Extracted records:
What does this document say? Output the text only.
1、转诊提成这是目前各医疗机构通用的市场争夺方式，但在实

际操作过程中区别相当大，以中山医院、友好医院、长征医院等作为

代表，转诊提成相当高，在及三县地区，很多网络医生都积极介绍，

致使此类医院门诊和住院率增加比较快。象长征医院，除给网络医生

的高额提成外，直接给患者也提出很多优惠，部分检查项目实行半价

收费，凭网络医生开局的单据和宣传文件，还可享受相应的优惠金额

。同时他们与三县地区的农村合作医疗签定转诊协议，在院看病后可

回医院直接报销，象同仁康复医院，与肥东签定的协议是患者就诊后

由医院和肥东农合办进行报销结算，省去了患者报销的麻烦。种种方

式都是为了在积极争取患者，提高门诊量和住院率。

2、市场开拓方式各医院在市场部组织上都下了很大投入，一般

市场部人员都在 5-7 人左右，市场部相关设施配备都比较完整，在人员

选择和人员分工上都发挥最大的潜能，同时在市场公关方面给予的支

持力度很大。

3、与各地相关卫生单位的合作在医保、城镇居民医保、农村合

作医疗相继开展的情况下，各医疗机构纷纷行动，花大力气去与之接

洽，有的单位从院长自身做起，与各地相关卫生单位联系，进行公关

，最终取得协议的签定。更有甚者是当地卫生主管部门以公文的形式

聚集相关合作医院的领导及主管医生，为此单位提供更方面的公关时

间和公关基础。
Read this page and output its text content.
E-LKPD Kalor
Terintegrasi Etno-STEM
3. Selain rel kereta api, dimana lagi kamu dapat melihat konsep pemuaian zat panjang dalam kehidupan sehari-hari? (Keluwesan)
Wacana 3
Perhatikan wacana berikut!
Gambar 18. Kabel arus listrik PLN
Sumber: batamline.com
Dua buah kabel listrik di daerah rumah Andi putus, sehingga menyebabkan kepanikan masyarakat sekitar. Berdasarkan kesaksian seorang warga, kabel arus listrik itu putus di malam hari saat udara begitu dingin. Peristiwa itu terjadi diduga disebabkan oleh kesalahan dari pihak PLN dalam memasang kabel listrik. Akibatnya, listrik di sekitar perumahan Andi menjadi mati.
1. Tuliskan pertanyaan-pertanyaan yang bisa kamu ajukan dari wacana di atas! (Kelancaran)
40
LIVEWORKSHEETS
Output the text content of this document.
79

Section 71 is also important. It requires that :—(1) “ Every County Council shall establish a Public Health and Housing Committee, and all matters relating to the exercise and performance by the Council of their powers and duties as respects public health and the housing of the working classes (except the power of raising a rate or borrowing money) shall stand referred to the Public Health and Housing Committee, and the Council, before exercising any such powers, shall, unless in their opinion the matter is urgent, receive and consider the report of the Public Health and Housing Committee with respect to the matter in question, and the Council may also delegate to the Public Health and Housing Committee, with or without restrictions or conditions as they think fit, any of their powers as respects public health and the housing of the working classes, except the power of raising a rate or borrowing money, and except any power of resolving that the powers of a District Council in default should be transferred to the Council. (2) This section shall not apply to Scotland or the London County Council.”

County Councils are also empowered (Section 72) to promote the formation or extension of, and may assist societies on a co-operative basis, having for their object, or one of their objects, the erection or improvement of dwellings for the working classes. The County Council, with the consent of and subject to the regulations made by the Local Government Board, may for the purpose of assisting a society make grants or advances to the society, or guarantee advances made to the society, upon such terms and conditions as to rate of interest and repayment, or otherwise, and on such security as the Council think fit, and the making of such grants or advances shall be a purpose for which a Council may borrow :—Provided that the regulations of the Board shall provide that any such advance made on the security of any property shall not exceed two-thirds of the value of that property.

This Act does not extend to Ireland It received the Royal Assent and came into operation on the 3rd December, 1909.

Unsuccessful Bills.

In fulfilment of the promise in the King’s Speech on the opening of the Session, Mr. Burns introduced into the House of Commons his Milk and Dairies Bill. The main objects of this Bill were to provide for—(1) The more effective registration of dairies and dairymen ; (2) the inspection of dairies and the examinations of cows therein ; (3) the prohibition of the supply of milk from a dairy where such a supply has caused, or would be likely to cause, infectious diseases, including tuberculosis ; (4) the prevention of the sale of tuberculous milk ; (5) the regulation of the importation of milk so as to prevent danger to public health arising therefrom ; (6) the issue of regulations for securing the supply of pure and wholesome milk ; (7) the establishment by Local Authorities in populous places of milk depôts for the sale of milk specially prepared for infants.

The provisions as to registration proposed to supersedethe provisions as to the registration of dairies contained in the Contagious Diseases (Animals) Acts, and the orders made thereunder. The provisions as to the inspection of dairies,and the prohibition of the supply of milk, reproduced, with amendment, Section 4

- **WHAT IS ASKED**: Tally up the lines with the word "does" in them, and answer with that number by itself.

- **THE ANSWER**: 2